Write every record out again exactly, and keep images out of it.

Stored data
/---

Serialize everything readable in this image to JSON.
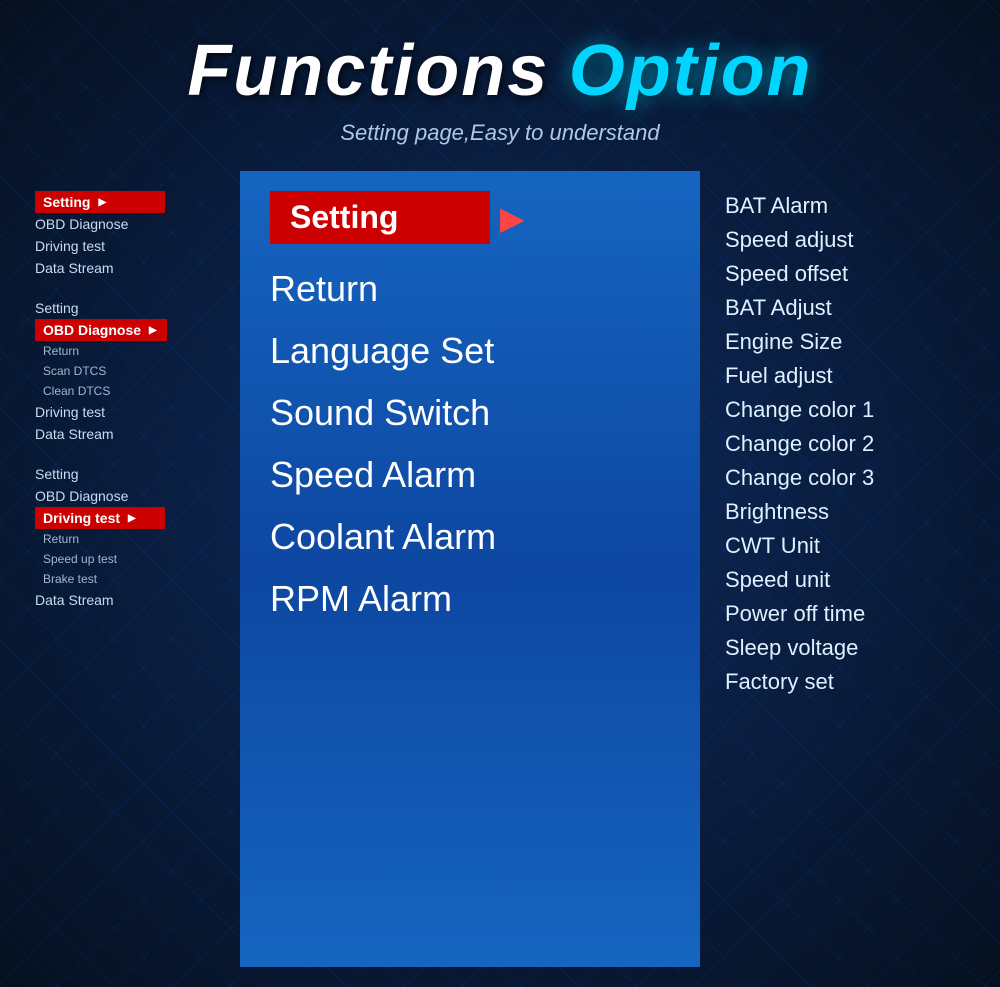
{
  "header": {
    "title_part1": "Functions",
    "title_part2": "Option",
    "subtitle": "Setting page,Easy to understand"
  },
  "left_panel": {
    "groups": [
      {
        "items": [
          {
            "label": "Setting",
            "type": "highlight",
            "arrow": true
          },
          {
            "label": "OBD Diagnose",
            "type": "normal"
          },
          {
            "label": "Driving test",
            "type": "normal"
          },
          {
            "label": "Data Stream",
            "type": "normal"
          }
        ]
      },
      {
        "items": [
          {
            "label": "Setting",
            "type": "normal"
          },
          {
            "label": "OBD Diagnose",
            "type": "highlight",
            "arrow": true
          },
          {
            "label": "Return",
            "type": "small"
          },
          {
            "label": "Scan DTCS",
            "type": "small"
          },
          {
            "label": "Clean DTCS",
            "type": "small"
          },
          {
            "label": "Driving test",
            "type": "normal"
          },
          {
            "label": "Data Stream",
            "type": "normal"
          }
        ]
      },
      {
        "items": [
          {
            "label": "Setting",
            "type": "normal"
          },
          {
            "label": "OBD Diagnose",
            "type": "normal"
          },
          {
            "label": "Driving test",
            "type": "highlight",
            "arrow": true
          },
          {
            "label": "Return",
            "type": "small"
          },
          {
            "label": "Speed up test",
            "type": "small"
          },
          {
            "label": "Brake test",
            "type": "small"
          },
          {
            "label": "Data Stream",
            "type": "normal"
          }
        ]
      }
    ]
  },
  "center_panel": {
    "header_label": "Setting",
    "menu_items": [
      {
        "label": "Return"
      },
      {
        "label": "Language Set"
      },
      {
        "label": "Sound Switch"
      },
      {
        "label": "Speed Alarm"
      },
      {
        "label": "Coolant Alarm"
      },
      {
        "label": "RPM Alarm"
      }
    ]
  },
  "right_panel": {
    "items": [
      {
        "label": "BAT Alarm"
      },
      {
        "label": "Speed adjust"
      },
      {
        "label": "Speed offset"
      },
      {
        "label": "BAT Adjust"
      },
      {
        "label": "Engine Size"
      },
      {
        "label": "Fuel adjust"
      },
      {
        "label": "Change color 1"
      },
      {
        "label": "Change color 2"
      },
      {
        "label": "Change color 3"
      },
      {
        "label": "Brightness"
      },
      {
        "label": "CWT Unit"
      },
      {
        "label": "Speed unit"
      },
      {
        "label": "Power off time"
      },
      {
        "label": "Sleep voltage"
      },
      {
        "label": "Factory set"
      }
    ]
  }
}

\---

*Full answer*:
Serialize everything readable in this image to JSON.
{
  "header": {
    "title_part1": "Functions",
    "title_part2": "Option",
    "subtitle": "Setting page,Easy to understand"
  },
  "left_panel": {
    "groups": [
      {
        "items": [
          {
            "label": "Setting",
            "type": "highlight",
            "arrow": true
          },
          {
            "label": "OBD Diagnose",
            "type": "normal"
          },
          {
            "label": "Driving test",
            "type": "normal"
          },
          {
            "label": "Data Stream",
            "type": "normal"
          }
        ]
      },
      {
        "items": [
          {
            "label": "Setting",
            "type": "normal"
          },
          {
            "label": "OBD Diagnose",
            "type": "highlight",
            "arrow": true
          },
          {
            "label": "Return",
            "type": "small"
          },
          {
            "label": "Scan DTCS",
            "type": "small"
          },
          {
            "label": "Clean DTCS",
            "type": "small"
          },
          {
            "label": "Driving test",
            "type": "normal"
          },
          {
            "label": "Data Stream",
            "type": "normal"
          }
        ]
      },
      {
        "items": [
          {
            "label": "Setting",
            "type": "normal"
          },
          {
            "label": "OBD Diagnose",
            "type": "normal"
          },
          {
            "label": "Driving test",
            "type": "highlight",
            "arrow": true
          },
          {
            "label": "Return",
            "type": "small"
          },
          {
            "label": "Speed up test",
            "type": "small"
          },
          {
            "label": "Brake test",
            "type": "small"
          },
          {
            "label": "Data Stream",
            "type": "normal"
          }
        ]
      }
    ]
  },
  "center_panel": {
    "header_label": "Setting",
    "menu_items": [
      {
        "label": "Return"
      },
      {
        "label": "Language Set"
      },
      {
        "label": "Sound Switch"
      },
      {
        "label": "Speed Alarm"
      },
      {
        "label": "Coolant Alarm"
      },
      {
        "label": "RPM Alarm"
      }
    ]
  },
  "right_panel": {
    "items": [
      {
        "label": "BAT Alarm"
      },
      {
        "label": "Speed adjust"
      },
      {
        "label": "Speed offset"
      },
      {
        "label": "BAT Adjust"
      },
      {
        "label": "Engine Size"
      },
      {
        "label": "Fuel adjust"
      },
      {
        "label": "Change color 1"
      },
      {
        "label": "Change color 2"
      },
      {
        "label": "Change color 3"
      },
      {
        "label": "Brightness"
      },
      {
        "label": "CWT Unit"
      },
      {
        "label": "Speed unit"
      },
      {
        "label": "Power off time"
      },
      {
        "label": "Sleep voltage"
      },
      {
        "label": "Factory set"
      }
    ]
  }
}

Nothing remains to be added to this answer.